[Dataset rows about figures]
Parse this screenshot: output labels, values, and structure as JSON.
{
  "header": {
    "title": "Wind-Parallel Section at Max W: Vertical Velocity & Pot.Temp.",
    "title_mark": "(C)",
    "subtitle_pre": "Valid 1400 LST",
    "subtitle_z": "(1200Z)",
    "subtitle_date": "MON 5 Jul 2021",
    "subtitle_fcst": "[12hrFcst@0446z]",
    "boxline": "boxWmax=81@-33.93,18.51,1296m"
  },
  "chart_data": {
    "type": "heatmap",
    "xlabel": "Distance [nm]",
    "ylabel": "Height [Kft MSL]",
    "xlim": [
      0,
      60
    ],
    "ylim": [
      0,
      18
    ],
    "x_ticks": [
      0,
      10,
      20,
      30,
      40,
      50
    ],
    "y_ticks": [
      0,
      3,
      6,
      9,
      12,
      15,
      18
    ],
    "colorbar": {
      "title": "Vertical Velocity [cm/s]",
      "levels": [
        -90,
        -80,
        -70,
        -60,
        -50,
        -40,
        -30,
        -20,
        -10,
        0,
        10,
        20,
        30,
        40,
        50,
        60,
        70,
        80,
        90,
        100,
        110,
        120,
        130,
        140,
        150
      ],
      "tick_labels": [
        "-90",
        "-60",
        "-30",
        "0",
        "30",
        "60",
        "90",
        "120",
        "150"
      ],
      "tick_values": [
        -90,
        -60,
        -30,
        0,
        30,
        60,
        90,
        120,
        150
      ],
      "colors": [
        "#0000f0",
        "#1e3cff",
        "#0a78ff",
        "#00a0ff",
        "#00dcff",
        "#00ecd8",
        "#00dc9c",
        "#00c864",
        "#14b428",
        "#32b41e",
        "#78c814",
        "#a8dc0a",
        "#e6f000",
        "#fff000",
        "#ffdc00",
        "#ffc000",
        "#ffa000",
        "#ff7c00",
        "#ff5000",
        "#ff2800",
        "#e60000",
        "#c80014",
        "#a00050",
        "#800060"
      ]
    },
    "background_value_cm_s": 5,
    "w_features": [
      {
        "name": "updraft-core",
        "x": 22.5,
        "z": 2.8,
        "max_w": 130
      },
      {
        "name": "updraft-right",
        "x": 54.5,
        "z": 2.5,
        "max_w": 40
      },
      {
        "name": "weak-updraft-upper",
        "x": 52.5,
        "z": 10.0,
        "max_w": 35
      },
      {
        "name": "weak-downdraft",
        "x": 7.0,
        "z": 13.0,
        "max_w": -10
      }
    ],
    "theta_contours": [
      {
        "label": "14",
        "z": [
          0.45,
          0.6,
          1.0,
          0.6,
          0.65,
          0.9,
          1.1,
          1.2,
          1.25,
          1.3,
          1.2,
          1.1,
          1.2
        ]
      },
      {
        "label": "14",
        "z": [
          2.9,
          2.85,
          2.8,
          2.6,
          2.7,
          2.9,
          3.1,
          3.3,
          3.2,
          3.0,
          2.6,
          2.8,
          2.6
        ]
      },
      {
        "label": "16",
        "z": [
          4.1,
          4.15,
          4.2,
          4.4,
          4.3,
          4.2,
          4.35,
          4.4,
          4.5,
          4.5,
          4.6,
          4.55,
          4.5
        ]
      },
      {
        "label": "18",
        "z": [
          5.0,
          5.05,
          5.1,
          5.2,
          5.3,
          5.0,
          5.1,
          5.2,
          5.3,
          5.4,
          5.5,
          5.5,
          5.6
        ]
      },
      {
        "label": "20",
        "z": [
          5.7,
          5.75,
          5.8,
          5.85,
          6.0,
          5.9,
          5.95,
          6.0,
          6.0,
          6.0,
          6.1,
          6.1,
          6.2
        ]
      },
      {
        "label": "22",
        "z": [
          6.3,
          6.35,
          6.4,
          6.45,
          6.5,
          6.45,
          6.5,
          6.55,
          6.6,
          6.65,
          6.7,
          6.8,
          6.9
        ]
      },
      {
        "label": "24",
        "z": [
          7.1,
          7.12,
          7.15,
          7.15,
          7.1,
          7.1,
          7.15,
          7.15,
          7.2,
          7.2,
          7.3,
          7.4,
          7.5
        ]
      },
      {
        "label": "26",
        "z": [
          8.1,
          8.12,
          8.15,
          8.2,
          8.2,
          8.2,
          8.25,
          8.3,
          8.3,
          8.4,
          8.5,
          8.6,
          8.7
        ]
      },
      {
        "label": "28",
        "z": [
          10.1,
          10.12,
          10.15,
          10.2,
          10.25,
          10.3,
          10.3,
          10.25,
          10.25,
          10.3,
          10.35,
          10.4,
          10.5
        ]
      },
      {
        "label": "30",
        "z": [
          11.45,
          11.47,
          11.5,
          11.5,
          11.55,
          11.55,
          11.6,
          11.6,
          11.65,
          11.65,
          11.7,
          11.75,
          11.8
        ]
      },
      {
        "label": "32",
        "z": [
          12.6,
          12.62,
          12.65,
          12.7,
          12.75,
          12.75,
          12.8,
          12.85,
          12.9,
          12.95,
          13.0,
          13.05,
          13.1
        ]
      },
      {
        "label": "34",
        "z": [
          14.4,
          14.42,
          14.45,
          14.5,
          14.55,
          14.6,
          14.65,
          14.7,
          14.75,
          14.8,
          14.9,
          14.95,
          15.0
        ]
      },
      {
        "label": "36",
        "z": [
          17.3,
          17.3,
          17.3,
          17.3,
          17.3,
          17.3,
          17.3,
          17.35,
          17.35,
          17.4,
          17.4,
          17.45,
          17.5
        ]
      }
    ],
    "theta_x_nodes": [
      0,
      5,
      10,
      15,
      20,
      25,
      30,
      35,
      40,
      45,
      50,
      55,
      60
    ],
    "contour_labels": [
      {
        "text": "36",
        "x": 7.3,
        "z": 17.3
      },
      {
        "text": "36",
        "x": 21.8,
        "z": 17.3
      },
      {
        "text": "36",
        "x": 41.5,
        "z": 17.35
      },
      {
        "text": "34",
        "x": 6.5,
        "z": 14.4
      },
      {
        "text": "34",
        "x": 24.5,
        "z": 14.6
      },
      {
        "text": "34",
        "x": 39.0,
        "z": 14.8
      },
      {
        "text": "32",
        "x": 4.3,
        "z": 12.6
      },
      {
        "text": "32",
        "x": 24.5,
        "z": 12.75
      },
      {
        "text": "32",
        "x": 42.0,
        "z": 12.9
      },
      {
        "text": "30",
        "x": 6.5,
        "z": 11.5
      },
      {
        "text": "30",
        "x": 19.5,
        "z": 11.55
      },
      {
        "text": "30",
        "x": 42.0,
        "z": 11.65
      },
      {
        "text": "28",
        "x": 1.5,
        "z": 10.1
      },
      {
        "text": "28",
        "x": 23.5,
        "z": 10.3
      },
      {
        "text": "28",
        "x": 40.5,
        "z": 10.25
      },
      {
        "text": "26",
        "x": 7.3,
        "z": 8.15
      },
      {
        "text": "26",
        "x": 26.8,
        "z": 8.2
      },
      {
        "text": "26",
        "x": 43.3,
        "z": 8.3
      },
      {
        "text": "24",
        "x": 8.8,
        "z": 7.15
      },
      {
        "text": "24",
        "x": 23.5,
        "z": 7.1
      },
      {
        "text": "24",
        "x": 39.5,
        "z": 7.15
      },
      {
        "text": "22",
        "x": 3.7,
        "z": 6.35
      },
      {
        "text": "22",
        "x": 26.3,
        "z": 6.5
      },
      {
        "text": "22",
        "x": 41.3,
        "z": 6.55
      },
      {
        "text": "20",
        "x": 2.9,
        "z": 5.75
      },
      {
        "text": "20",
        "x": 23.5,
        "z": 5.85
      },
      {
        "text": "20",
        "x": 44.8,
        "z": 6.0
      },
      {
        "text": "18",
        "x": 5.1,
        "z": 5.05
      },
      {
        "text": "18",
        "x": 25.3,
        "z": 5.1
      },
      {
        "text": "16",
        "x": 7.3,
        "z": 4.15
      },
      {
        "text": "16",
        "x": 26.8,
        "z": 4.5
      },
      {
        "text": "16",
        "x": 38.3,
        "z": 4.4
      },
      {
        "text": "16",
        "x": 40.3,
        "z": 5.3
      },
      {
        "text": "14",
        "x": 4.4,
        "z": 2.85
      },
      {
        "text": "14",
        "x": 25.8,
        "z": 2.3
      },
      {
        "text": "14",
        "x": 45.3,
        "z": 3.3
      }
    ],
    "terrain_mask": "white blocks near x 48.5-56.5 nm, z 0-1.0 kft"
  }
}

▶ **EXERCISE**
Find the string "name" in the records, then copy each line where it occurs.

▶ **THE RESPONSE**
        "name": "updraft-core",
        "name": "updraft-right",
        "name": "weak-updraft-upper",
        "name": "weak-downdraft",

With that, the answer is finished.